Instructions to follow
Pick out the lines in the listing below that contain the word "altika" and copy them.

● ● ● ●

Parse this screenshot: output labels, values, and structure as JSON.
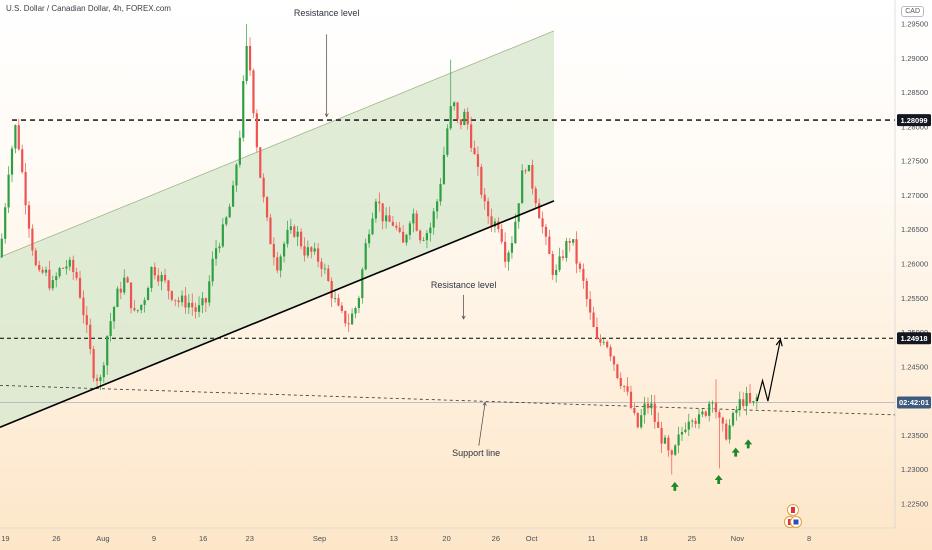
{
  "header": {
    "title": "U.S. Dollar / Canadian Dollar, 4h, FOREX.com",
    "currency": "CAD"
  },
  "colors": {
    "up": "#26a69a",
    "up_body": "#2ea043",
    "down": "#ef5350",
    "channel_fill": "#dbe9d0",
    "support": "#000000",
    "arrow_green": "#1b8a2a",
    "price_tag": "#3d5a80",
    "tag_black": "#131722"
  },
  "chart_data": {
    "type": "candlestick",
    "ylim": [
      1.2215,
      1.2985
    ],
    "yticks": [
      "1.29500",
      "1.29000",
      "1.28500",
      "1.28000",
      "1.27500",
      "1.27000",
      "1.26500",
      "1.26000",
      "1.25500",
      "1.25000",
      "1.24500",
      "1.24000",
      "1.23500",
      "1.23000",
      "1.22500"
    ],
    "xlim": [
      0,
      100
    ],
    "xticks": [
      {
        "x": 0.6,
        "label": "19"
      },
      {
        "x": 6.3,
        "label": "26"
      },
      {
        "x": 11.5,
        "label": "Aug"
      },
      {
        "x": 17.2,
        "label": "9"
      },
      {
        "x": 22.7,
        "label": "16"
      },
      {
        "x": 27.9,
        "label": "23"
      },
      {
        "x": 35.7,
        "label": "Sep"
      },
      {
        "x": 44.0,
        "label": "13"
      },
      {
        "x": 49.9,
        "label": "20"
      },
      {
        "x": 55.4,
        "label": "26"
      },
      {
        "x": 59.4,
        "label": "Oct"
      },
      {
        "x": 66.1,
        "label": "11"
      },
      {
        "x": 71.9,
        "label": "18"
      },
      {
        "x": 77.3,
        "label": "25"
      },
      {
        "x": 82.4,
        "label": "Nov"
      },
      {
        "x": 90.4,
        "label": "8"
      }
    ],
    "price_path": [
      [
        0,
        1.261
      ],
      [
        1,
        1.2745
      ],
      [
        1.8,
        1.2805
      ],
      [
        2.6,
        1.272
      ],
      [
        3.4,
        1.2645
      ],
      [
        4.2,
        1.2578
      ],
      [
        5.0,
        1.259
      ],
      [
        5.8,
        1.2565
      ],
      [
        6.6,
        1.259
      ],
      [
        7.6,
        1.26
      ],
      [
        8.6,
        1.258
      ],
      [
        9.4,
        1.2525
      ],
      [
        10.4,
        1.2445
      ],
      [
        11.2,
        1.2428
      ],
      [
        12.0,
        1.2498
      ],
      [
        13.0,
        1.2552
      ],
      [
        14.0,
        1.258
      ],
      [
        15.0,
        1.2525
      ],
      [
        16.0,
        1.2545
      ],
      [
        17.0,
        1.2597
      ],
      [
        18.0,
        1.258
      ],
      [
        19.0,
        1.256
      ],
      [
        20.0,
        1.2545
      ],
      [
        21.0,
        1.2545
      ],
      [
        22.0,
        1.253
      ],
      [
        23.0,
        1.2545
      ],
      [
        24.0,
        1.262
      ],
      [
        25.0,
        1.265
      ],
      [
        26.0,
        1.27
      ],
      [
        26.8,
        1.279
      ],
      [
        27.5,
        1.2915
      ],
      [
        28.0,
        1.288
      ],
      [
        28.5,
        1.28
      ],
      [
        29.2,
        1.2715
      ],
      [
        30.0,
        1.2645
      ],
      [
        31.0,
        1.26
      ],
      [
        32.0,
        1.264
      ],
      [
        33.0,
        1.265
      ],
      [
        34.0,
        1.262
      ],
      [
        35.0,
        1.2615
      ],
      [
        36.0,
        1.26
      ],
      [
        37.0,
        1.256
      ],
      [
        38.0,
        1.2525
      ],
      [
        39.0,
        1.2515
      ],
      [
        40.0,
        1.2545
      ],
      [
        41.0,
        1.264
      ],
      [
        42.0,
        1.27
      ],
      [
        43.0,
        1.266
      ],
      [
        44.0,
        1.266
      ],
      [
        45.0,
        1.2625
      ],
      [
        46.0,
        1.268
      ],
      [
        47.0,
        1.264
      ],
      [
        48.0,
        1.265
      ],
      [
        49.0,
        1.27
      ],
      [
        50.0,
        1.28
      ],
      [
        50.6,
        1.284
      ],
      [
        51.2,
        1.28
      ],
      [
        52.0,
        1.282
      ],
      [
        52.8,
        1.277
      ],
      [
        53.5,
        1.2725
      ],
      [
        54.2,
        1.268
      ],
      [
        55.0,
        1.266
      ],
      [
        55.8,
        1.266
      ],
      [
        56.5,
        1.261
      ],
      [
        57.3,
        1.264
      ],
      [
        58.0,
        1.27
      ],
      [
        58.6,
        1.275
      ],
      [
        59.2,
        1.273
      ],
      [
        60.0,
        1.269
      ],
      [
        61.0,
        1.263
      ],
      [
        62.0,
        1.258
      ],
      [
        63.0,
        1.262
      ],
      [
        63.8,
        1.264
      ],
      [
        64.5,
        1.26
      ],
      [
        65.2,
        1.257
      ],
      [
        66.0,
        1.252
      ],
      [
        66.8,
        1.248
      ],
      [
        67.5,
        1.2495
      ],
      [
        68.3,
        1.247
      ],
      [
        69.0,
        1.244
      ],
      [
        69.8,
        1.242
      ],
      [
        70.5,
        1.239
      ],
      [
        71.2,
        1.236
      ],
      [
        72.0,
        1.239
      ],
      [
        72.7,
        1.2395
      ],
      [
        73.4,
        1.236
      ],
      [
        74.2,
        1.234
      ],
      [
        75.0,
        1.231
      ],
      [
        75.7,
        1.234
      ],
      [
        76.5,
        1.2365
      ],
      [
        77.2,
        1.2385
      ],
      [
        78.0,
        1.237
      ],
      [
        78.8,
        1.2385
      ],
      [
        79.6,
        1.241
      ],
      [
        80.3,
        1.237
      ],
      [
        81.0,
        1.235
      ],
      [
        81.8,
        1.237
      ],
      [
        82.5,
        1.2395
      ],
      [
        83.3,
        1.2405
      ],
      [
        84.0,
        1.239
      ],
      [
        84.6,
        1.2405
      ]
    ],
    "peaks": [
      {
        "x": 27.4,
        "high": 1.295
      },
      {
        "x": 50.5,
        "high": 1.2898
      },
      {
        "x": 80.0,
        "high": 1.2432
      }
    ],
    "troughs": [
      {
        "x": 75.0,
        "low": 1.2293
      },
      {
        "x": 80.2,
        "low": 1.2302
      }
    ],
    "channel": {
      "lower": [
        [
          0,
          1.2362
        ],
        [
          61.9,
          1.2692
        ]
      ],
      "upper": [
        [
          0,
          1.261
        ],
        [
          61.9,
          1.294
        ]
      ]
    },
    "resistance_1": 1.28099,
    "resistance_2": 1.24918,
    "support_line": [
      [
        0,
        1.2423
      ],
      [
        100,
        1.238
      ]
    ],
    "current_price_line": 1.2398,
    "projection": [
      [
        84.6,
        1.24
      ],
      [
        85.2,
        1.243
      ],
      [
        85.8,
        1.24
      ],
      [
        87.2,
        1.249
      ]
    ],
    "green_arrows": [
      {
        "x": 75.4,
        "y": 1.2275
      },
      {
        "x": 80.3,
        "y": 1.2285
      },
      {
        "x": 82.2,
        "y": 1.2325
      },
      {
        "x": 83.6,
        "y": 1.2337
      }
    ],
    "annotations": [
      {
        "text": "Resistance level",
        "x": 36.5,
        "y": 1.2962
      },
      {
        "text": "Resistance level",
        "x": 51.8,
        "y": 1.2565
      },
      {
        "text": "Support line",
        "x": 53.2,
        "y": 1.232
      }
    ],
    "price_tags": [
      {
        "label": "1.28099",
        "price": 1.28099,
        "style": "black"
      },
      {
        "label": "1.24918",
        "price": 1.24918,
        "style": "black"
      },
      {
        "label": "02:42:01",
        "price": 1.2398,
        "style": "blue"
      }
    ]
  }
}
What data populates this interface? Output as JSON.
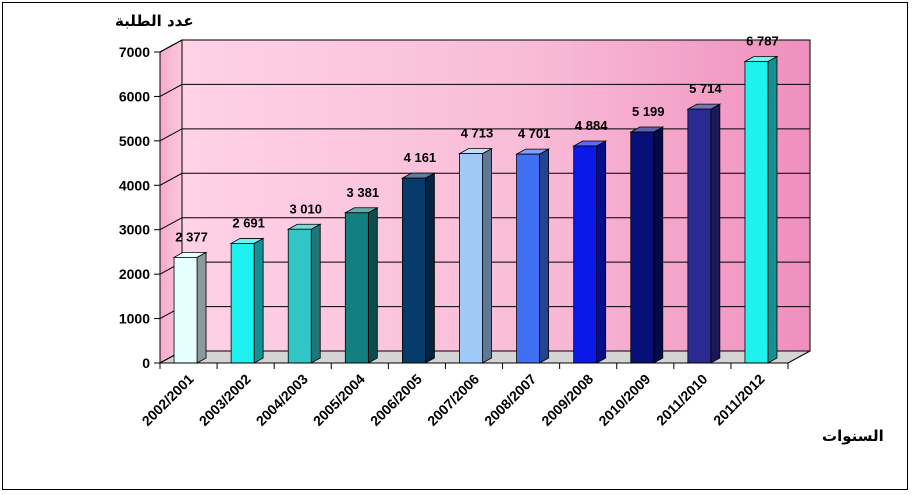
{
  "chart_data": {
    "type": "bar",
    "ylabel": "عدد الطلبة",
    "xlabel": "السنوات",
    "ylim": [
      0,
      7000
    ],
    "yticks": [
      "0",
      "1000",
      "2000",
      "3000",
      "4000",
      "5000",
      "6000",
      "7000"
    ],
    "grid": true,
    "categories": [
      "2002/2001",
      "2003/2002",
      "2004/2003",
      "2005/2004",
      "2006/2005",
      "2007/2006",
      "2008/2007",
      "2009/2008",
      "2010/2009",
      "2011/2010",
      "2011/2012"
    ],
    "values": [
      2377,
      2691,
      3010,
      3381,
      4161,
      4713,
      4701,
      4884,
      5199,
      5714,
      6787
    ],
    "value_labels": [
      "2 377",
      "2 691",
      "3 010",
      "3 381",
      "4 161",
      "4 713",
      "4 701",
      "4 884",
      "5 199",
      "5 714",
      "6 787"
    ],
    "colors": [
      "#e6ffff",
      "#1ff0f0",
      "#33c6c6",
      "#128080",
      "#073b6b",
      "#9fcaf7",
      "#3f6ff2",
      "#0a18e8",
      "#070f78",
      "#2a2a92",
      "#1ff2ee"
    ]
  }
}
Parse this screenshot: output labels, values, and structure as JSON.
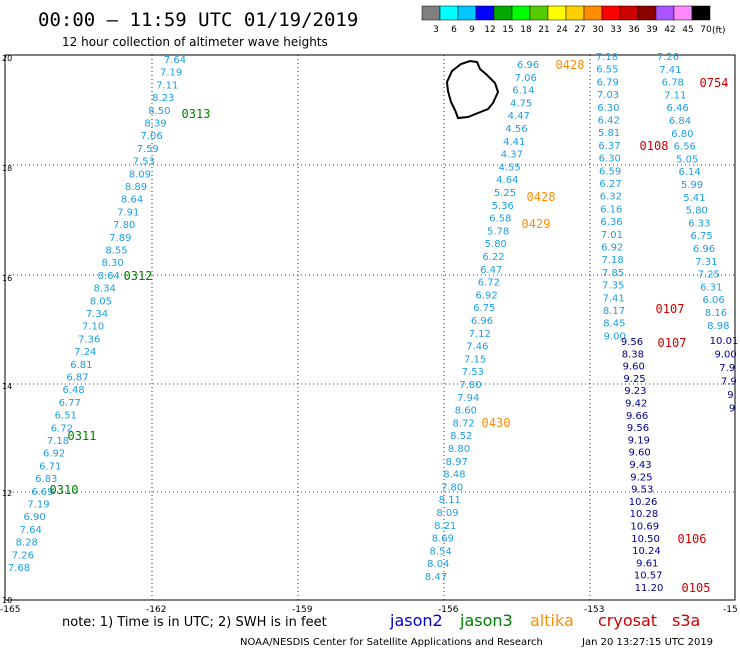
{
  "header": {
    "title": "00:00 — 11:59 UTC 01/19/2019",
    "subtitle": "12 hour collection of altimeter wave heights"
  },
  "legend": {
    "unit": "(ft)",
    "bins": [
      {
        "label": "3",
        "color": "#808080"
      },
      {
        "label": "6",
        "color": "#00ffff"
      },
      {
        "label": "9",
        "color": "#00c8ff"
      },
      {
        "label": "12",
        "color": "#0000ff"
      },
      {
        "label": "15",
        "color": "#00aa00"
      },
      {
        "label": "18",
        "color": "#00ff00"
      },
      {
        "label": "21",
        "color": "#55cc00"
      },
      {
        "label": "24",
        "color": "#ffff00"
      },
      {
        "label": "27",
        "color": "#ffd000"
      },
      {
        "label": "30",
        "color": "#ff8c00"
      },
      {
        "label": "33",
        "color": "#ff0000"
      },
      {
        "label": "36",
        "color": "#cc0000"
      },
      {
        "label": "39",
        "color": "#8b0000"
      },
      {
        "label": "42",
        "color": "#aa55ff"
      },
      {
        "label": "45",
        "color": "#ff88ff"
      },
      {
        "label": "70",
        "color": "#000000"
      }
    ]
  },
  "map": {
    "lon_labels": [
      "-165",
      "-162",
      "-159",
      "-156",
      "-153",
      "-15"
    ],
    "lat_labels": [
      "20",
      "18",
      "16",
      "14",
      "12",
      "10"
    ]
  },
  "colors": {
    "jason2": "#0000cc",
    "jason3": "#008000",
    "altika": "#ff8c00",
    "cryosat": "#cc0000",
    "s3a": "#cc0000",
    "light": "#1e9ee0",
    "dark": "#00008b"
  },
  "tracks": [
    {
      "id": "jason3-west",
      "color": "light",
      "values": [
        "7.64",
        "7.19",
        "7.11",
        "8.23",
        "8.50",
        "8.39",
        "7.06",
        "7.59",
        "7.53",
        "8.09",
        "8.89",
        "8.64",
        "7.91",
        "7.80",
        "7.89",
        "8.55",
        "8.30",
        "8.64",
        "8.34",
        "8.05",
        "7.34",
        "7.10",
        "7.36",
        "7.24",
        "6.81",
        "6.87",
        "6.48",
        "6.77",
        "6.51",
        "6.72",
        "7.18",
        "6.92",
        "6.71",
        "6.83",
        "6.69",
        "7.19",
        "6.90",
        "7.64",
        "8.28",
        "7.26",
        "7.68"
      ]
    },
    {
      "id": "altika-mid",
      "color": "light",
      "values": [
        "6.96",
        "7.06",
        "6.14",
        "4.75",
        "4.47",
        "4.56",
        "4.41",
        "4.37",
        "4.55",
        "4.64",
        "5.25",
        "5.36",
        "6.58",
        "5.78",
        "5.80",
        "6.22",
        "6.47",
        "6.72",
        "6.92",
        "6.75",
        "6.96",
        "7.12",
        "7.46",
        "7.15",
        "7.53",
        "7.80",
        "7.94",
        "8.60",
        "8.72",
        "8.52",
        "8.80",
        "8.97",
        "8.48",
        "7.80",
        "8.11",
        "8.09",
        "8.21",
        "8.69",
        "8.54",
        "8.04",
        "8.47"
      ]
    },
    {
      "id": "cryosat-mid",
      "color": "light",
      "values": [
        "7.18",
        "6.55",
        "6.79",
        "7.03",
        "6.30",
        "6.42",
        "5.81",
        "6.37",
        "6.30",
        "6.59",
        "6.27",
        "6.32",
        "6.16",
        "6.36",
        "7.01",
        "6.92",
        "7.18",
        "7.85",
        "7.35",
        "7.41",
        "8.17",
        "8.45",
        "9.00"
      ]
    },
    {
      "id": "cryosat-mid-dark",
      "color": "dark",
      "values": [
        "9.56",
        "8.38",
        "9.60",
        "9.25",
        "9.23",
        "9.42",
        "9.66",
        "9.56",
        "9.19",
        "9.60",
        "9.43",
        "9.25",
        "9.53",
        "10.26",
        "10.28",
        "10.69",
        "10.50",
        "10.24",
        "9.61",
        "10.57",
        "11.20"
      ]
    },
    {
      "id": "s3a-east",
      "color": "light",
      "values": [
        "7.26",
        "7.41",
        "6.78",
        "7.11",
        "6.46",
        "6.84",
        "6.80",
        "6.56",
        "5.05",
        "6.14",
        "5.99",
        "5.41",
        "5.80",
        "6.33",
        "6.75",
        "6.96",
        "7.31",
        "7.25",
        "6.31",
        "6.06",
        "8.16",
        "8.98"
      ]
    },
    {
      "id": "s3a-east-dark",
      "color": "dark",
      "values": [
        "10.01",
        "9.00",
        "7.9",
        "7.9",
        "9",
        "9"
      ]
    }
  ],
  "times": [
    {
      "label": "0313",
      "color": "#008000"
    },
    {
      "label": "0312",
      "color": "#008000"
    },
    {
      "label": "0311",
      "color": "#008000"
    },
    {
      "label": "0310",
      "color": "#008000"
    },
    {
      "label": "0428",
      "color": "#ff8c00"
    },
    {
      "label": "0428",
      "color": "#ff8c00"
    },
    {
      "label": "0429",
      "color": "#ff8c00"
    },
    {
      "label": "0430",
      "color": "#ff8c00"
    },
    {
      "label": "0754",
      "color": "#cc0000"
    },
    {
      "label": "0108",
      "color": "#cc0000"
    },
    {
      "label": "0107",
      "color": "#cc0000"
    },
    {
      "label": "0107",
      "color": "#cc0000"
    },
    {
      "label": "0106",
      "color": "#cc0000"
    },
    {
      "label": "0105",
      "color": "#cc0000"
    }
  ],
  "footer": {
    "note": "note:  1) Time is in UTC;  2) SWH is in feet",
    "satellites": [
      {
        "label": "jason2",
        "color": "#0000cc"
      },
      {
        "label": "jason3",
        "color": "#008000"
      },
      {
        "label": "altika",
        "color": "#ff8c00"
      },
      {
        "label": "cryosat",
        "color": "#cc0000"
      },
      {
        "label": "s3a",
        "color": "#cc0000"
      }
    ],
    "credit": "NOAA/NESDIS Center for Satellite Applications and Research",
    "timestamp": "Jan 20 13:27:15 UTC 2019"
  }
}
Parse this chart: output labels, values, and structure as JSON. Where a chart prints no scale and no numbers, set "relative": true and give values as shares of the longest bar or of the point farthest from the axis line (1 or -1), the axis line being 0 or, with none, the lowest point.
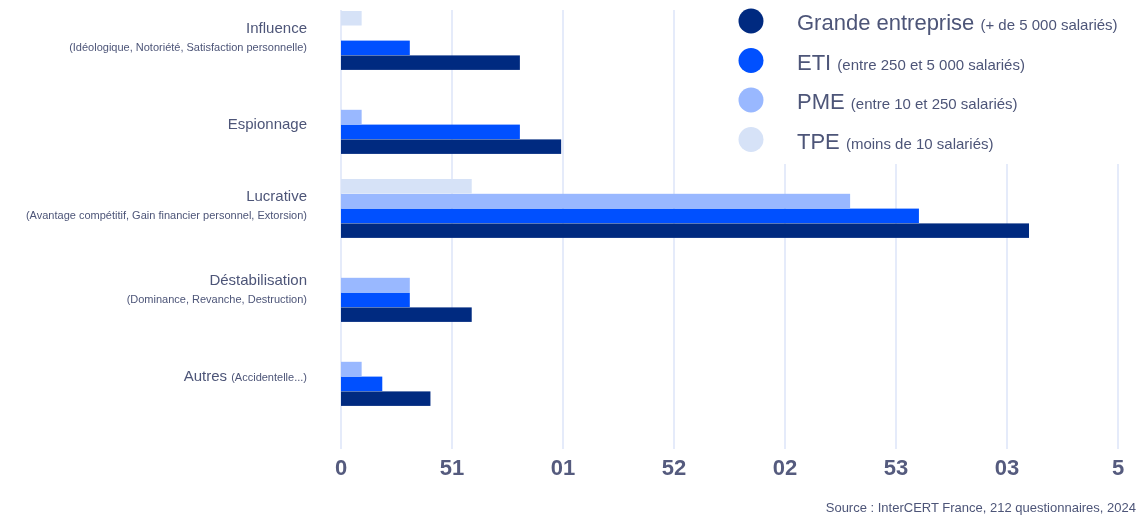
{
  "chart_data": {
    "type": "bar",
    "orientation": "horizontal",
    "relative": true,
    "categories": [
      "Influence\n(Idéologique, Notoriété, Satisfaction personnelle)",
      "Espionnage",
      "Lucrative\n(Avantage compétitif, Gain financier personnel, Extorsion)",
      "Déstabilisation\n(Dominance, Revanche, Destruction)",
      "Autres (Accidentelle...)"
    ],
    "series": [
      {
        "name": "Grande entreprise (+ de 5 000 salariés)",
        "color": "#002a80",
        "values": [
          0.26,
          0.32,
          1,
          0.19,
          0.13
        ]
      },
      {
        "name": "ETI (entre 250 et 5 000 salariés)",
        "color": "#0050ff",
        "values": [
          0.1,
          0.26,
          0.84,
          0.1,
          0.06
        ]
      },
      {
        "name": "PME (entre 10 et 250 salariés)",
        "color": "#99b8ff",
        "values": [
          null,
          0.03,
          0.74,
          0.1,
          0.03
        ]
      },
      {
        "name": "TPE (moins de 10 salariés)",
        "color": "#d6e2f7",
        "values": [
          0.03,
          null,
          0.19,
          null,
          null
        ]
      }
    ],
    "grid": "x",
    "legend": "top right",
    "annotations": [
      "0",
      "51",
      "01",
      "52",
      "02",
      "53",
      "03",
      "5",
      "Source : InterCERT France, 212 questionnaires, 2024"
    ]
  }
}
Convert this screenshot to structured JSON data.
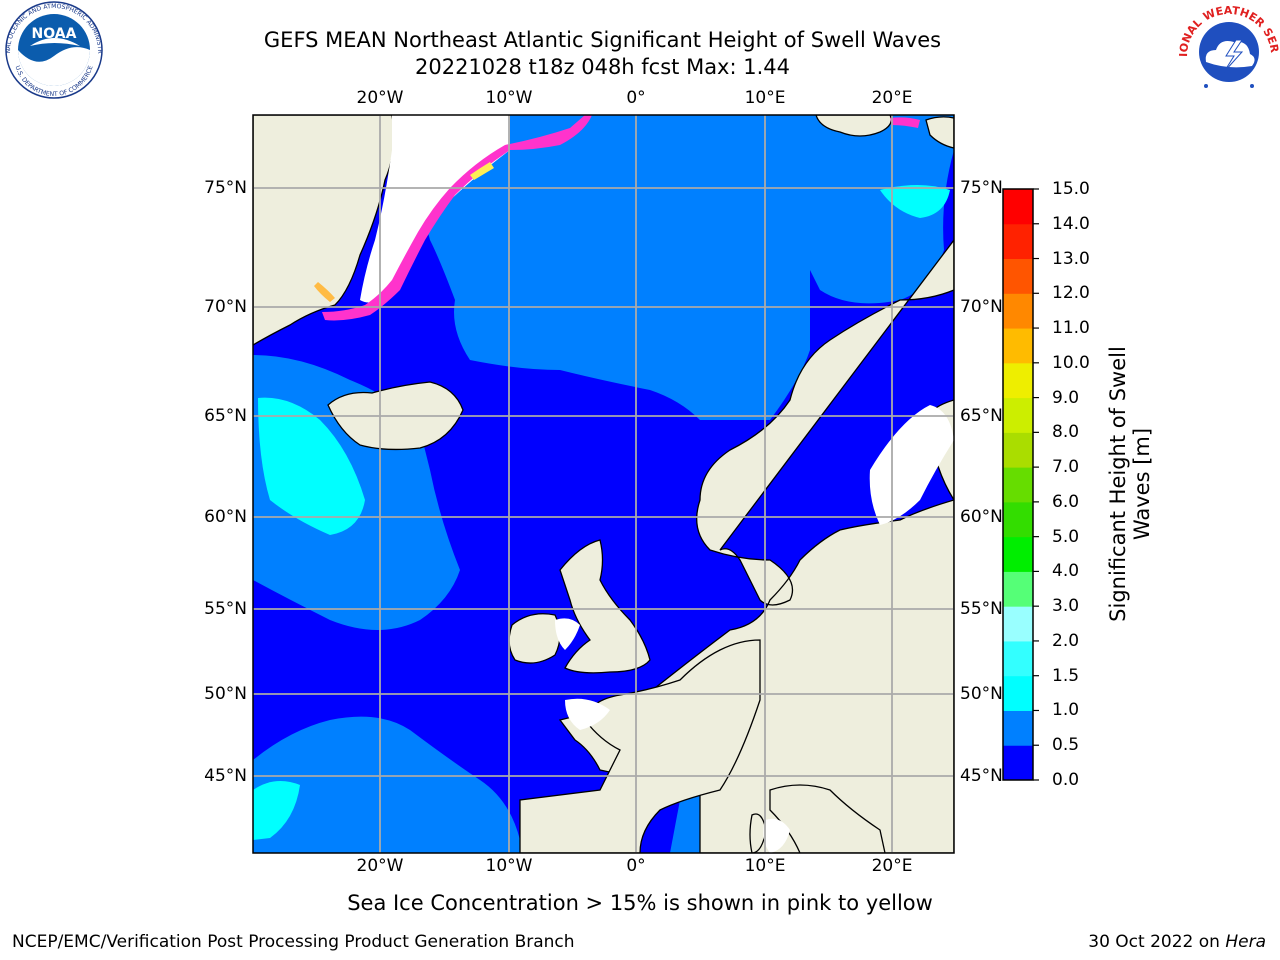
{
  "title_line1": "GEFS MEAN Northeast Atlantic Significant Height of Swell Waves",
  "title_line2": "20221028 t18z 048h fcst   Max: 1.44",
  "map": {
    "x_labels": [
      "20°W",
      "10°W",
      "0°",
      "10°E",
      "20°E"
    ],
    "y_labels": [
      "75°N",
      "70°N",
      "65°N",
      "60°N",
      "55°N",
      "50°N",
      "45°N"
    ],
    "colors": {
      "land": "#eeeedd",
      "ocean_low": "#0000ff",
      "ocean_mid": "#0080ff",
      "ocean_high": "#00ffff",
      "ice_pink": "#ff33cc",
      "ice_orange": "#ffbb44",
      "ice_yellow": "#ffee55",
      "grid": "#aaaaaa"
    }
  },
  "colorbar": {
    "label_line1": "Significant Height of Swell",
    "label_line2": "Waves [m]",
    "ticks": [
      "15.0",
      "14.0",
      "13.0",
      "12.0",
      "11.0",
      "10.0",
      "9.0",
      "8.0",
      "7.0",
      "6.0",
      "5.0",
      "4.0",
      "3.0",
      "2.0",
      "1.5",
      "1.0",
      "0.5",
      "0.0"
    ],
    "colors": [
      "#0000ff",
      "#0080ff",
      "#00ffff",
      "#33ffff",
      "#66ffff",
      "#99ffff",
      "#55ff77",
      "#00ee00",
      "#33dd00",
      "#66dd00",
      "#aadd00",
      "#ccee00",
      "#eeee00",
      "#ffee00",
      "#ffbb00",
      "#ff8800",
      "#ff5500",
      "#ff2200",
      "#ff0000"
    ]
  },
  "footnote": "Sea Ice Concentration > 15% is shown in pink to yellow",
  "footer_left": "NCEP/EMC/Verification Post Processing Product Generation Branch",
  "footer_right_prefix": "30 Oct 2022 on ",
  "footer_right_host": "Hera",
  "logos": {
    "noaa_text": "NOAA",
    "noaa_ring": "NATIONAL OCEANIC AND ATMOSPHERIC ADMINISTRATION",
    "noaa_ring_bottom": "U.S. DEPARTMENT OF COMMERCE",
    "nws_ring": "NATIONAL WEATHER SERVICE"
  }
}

● ● ● ●

Correct answer
    "altika": "#ff8c00",
      "id": "altika-mid",
        "label": "altika",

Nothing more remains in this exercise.